— START OF DATA IN THIS EXERCISE —

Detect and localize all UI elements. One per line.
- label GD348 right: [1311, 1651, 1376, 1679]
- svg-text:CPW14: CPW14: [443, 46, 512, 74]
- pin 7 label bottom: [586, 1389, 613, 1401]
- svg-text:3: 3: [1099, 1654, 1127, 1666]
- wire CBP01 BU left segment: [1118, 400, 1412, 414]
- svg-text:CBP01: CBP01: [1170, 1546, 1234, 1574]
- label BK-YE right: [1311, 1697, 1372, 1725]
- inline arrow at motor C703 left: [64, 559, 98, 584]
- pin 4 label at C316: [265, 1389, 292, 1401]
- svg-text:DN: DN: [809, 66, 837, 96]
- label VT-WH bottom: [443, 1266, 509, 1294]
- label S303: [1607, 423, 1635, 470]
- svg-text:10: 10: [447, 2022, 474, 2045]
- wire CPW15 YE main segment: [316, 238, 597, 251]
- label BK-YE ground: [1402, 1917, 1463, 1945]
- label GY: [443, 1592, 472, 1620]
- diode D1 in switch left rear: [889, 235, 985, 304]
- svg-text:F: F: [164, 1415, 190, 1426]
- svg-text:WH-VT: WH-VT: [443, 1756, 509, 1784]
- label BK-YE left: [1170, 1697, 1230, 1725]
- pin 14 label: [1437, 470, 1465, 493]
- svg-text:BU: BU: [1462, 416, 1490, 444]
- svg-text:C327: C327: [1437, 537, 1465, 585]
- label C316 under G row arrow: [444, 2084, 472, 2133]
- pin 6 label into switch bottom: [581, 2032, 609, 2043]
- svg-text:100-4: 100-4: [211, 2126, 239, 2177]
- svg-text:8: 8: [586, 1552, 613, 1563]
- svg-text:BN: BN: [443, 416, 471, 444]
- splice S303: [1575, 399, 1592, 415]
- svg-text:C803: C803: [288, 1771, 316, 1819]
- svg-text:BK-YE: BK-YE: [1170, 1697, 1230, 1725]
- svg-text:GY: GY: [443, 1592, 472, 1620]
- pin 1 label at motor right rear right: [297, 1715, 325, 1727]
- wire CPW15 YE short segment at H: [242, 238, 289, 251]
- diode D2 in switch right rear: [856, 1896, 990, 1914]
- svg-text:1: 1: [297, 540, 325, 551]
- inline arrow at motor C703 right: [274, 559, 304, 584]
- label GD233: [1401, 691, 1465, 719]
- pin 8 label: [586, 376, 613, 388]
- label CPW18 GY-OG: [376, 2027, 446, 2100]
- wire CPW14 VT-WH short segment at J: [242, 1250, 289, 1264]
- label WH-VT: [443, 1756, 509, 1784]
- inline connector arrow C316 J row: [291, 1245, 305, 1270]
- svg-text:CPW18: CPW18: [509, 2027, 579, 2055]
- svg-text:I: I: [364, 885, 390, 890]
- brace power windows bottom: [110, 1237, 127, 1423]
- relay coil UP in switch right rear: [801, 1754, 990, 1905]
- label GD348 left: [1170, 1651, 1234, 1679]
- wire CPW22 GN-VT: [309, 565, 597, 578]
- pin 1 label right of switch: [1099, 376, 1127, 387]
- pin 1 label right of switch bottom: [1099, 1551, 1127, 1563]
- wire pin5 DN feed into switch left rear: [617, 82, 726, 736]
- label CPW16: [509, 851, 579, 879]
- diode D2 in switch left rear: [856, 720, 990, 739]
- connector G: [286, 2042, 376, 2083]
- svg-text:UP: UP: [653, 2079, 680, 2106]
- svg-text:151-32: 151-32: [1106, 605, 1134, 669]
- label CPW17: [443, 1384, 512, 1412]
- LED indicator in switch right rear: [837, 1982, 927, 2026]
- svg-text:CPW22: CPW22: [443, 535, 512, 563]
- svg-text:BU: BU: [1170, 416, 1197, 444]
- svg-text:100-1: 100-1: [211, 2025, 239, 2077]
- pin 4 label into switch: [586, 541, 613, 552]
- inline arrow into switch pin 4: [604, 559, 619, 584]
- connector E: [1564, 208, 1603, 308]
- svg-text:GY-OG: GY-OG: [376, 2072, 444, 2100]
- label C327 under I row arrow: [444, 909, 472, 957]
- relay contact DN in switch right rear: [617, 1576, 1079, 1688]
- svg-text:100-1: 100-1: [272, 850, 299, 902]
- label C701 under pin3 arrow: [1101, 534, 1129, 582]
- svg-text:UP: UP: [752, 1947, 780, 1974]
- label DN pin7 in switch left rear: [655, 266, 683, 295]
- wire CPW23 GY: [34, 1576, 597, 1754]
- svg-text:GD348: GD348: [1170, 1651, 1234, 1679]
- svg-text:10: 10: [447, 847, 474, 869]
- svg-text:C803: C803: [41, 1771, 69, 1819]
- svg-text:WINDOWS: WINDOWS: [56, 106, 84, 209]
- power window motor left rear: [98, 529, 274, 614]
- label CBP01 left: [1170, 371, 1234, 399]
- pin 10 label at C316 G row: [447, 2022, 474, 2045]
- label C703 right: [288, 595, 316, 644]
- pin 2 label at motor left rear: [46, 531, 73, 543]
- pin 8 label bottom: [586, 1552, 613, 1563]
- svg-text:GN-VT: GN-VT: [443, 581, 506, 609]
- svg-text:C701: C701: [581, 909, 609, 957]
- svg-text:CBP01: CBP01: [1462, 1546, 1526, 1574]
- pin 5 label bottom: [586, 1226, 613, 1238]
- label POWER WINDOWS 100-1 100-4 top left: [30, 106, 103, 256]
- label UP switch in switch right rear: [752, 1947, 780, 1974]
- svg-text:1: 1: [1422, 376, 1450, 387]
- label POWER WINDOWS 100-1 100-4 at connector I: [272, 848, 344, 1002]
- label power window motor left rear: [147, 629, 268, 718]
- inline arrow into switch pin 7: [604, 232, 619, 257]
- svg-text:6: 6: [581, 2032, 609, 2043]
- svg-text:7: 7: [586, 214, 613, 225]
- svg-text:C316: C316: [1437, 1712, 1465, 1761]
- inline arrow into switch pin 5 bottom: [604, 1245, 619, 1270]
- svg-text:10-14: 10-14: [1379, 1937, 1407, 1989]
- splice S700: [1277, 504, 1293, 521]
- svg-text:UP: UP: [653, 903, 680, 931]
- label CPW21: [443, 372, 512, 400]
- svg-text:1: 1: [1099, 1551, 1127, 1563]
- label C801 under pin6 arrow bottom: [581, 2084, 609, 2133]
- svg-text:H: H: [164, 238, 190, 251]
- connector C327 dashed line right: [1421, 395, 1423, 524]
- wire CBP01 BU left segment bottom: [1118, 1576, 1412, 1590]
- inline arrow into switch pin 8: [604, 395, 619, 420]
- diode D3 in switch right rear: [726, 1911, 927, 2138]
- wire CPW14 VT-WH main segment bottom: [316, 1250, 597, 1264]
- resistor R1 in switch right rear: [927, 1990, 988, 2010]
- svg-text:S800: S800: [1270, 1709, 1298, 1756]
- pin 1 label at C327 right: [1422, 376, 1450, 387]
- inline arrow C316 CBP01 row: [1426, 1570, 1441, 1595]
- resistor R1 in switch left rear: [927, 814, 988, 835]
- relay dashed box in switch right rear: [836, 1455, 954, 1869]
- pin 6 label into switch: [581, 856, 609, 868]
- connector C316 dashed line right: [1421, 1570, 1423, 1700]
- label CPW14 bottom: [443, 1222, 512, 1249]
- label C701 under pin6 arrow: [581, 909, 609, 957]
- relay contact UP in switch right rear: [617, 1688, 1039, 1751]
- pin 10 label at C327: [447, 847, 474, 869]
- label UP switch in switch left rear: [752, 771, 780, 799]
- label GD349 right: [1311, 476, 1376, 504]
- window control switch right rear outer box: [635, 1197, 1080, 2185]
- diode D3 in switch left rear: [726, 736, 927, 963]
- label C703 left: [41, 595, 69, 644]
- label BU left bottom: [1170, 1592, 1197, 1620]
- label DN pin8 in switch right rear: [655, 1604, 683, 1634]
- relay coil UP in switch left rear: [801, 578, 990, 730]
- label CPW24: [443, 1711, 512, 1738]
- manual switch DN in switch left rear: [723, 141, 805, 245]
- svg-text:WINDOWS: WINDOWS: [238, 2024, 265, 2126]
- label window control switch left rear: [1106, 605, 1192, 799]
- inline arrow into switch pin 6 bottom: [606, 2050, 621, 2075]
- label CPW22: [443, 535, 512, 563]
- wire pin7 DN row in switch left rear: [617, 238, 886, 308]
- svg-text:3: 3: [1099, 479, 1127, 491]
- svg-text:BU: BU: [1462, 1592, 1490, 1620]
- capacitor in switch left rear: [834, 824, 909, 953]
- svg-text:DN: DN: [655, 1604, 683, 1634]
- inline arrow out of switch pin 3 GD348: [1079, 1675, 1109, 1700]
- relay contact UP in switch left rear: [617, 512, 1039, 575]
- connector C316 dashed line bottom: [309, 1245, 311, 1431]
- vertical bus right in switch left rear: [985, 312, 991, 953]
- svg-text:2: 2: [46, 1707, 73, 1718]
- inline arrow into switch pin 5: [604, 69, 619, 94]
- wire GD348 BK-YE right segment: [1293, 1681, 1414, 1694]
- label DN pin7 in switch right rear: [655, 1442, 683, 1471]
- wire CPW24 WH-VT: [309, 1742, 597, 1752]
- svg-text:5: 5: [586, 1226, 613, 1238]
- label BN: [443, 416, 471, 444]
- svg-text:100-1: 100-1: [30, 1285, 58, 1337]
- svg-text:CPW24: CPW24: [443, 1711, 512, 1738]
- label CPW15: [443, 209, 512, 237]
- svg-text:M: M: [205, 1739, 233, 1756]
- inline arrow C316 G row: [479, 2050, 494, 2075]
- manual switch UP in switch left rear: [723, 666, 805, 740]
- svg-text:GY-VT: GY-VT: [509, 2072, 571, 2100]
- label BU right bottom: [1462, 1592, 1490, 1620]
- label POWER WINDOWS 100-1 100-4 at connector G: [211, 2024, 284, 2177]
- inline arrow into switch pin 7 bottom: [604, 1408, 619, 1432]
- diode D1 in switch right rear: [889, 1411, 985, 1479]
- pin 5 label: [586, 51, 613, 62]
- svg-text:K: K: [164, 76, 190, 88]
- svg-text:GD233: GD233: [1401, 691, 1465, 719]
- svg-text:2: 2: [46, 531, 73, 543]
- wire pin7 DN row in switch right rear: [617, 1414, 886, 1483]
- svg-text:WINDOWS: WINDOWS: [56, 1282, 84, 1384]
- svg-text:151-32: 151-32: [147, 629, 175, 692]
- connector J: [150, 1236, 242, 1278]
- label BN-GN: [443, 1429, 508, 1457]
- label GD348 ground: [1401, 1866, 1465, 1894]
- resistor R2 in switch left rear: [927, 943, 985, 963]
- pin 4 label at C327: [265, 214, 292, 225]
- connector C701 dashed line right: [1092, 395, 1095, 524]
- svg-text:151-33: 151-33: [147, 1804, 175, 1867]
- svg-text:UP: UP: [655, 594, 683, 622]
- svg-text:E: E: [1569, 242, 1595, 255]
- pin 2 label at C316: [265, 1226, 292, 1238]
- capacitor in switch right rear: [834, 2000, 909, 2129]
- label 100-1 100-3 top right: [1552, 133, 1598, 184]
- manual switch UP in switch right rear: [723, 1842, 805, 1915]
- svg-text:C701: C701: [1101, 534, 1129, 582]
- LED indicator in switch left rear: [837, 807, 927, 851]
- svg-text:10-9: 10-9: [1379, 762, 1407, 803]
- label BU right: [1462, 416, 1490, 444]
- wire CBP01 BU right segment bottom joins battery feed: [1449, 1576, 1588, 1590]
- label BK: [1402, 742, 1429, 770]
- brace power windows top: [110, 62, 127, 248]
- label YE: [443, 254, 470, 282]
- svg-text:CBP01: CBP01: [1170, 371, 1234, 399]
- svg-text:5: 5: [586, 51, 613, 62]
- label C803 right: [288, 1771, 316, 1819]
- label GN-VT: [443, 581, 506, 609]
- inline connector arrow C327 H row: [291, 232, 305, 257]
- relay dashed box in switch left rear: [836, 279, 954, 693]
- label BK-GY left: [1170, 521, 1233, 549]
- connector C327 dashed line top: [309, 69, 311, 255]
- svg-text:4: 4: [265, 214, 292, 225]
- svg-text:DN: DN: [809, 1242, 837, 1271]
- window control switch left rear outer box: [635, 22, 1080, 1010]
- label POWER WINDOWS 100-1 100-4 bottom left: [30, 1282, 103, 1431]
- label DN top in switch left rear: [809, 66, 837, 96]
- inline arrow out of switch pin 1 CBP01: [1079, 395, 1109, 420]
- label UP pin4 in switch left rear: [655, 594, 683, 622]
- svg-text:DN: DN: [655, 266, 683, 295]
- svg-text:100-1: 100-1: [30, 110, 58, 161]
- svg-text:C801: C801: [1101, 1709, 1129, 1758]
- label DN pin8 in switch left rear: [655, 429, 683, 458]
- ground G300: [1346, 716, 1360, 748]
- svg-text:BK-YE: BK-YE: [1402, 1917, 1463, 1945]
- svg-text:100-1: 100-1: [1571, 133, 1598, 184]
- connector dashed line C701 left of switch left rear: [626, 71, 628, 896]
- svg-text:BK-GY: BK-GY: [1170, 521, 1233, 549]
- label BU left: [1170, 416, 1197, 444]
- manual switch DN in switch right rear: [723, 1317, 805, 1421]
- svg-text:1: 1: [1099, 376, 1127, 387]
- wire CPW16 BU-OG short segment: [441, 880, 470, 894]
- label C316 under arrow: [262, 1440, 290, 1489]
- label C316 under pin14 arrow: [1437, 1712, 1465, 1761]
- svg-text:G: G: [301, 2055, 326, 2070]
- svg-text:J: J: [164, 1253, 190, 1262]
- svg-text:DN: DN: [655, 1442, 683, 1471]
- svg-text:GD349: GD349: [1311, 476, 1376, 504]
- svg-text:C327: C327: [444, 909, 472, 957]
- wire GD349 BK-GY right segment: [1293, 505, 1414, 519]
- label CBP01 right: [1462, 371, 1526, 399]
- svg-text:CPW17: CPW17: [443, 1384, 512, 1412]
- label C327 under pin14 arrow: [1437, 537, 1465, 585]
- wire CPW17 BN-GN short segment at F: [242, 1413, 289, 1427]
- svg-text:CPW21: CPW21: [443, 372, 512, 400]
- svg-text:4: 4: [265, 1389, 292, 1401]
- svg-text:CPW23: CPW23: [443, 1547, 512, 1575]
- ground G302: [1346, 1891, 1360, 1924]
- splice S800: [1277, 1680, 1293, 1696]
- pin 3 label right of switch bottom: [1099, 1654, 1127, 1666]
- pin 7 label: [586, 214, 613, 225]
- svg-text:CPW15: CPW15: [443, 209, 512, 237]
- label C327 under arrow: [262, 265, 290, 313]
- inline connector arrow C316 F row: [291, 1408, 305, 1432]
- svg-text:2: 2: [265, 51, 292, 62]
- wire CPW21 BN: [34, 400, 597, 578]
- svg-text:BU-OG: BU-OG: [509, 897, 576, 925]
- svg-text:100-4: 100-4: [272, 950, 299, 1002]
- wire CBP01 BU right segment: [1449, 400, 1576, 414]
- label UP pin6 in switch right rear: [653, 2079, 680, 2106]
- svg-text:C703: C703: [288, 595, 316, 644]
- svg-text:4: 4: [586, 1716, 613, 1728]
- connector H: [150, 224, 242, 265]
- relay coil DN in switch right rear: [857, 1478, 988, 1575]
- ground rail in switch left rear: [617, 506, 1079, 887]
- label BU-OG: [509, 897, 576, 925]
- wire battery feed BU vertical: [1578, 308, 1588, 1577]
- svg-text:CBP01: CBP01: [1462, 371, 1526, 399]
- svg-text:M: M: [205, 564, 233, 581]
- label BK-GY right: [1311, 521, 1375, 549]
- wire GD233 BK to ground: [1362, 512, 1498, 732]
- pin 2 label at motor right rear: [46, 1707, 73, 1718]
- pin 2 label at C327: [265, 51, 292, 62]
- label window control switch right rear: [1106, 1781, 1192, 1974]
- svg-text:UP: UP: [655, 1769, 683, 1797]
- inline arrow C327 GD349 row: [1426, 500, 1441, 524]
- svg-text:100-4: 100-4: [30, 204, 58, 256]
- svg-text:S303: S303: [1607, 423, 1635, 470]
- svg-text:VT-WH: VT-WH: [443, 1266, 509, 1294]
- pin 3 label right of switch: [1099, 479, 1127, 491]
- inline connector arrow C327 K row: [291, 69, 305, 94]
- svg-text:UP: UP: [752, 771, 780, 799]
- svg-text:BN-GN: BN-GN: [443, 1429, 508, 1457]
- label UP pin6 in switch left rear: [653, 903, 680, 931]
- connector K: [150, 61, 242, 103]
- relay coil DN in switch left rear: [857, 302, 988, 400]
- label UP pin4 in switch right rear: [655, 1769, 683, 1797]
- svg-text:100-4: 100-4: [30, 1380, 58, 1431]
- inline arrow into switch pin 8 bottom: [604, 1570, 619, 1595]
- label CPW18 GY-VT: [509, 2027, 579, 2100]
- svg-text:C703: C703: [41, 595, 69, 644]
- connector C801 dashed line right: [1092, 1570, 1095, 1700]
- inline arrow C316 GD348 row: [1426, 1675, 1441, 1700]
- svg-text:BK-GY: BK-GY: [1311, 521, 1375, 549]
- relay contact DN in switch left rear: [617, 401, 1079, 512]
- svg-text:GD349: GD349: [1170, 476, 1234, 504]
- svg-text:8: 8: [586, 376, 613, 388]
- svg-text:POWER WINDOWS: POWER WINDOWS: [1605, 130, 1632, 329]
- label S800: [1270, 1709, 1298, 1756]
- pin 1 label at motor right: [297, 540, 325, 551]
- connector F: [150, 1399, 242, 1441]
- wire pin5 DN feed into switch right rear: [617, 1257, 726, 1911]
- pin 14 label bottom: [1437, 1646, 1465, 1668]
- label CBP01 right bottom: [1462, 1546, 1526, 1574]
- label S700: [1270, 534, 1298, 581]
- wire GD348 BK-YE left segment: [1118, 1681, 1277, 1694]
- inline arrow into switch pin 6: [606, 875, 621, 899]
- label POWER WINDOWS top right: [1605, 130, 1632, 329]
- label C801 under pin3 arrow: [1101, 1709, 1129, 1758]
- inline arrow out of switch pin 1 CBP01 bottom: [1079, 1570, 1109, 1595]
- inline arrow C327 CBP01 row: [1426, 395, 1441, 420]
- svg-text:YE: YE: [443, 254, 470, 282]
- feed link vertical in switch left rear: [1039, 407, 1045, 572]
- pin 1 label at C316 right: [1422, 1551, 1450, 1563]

— END OF DATA IN THIS EXERCISE —

§ SET EXERCISE
Show every line from the records above that contains the word "battery".

§ SOLUTION TO THIS TASK
- wire CBP01 BU right segment bottom joins battery feed: [1449, 1576, 1588, 1590]
- wire battery feed BU vertical: [1578, 308, 1588, 1577]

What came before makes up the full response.